(A block of data)

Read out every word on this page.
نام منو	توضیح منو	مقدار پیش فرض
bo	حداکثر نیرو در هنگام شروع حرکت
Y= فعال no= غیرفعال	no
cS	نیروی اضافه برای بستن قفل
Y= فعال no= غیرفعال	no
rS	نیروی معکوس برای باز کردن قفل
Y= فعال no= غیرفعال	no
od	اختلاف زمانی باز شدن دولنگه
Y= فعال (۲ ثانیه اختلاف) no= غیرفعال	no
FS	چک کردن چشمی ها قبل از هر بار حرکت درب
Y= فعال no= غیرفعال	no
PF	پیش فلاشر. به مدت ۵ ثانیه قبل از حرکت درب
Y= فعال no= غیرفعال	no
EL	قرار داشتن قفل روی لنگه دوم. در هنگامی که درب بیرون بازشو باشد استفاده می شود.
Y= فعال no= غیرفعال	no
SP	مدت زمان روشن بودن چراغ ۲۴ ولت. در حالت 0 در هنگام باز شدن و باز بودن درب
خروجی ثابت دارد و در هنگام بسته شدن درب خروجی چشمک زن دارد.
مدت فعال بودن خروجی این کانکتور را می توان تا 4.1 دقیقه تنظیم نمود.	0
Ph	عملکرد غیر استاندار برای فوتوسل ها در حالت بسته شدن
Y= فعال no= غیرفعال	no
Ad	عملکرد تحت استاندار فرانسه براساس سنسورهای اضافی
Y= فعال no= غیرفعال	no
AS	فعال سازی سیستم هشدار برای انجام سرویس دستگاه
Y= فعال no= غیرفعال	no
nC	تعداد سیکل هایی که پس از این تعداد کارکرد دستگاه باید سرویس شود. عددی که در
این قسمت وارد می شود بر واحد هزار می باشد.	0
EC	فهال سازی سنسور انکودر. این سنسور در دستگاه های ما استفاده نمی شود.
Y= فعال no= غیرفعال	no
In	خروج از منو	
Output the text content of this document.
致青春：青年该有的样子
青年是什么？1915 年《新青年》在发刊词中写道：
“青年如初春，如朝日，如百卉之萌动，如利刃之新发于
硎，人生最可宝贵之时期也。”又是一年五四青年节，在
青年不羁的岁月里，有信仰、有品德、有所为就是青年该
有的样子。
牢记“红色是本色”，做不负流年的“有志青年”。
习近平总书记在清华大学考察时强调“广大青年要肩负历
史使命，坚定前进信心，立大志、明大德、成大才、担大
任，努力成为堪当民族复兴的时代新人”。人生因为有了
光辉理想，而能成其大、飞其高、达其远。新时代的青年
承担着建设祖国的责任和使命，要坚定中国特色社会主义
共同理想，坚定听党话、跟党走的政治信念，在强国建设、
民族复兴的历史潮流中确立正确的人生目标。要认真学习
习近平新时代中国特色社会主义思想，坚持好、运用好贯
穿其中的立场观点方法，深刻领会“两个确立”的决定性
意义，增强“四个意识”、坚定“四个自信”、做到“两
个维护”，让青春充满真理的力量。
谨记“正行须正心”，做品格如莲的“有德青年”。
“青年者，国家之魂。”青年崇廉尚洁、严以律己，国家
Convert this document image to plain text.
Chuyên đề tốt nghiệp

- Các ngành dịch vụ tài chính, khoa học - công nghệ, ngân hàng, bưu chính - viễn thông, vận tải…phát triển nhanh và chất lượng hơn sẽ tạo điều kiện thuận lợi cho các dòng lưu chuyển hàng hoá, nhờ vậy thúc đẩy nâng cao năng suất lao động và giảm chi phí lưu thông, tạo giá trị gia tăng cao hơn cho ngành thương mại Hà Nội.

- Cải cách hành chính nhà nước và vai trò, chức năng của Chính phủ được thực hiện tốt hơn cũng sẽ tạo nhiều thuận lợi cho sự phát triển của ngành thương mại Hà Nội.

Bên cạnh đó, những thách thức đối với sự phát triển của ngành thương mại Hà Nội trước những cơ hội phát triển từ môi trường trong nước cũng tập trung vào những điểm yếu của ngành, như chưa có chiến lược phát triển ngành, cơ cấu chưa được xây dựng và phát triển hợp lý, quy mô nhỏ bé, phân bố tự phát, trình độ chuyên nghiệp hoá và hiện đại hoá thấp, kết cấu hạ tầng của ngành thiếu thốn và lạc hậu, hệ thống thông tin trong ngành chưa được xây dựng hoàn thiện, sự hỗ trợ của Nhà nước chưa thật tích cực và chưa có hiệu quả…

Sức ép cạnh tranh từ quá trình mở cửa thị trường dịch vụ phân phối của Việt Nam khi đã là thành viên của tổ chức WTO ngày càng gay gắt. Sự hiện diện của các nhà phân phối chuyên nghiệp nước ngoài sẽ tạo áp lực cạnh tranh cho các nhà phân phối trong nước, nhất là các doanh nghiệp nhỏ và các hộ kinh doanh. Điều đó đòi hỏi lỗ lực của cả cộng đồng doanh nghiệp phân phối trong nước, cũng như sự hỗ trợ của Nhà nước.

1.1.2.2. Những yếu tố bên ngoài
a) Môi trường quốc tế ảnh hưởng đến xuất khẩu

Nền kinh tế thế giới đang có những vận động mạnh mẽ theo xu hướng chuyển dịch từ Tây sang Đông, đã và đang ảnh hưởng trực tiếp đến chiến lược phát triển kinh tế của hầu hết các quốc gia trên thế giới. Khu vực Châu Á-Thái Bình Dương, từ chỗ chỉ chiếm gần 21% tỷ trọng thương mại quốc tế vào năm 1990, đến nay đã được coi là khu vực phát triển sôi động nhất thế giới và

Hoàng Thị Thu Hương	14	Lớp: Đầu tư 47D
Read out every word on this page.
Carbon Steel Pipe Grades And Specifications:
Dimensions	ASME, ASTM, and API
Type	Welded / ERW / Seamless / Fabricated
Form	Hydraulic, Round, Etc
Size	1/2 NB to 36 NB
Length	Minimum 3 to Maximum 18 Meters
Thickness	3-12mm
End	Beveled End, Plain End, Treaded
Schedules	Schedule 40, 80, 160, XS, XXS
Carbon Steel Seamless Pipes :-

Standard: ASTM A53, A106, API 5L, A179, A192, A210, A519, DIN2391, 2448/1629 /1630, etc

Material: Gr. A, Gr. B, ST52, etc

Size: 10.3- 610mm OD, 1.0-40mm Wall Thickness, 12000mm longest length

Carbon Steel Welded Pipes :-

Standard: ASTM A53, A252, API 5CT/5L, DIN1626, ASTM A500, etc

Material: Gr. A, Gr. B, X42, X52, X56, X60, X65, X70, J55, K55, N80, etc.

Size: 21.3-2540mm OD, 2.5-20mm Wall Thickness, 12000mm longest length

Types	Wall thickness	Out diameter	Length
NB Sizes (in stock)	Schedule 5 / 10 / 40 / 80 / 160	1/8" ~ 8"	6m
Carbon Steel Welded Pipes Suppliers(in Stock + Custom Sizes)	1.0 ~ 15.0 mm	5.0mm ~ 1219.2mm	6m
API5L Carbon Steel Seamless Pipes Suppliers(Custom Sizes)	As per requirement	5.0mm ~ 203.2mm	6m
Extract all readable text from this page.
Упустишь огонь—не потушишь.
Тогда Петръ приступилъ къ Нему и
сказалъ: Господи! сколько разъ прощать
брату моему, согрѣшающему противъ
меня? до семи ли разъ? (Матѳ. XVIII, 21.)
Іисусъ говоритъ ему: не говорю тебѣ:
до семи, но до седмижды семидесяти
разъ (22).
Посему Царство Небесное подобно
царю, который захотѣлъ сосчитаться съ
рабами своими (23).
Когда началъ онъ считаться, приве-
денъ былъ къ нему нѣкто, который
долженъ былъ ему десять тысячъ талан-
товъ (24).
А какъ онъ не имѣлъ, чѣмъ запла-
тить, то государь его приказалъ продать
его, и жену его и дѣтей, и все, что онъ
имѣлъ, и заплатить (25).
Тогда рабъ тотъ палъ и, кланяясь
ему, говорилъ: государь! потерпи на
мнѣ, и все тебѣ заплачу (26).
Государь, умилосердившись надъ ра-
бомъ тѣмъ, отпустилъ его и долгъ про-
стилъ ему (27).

● STATED TASK:
Looking at the entries above, how many lines contain the word "خروجی"? Answer with the number alone.

● OUTPUT OF THE TASK:
2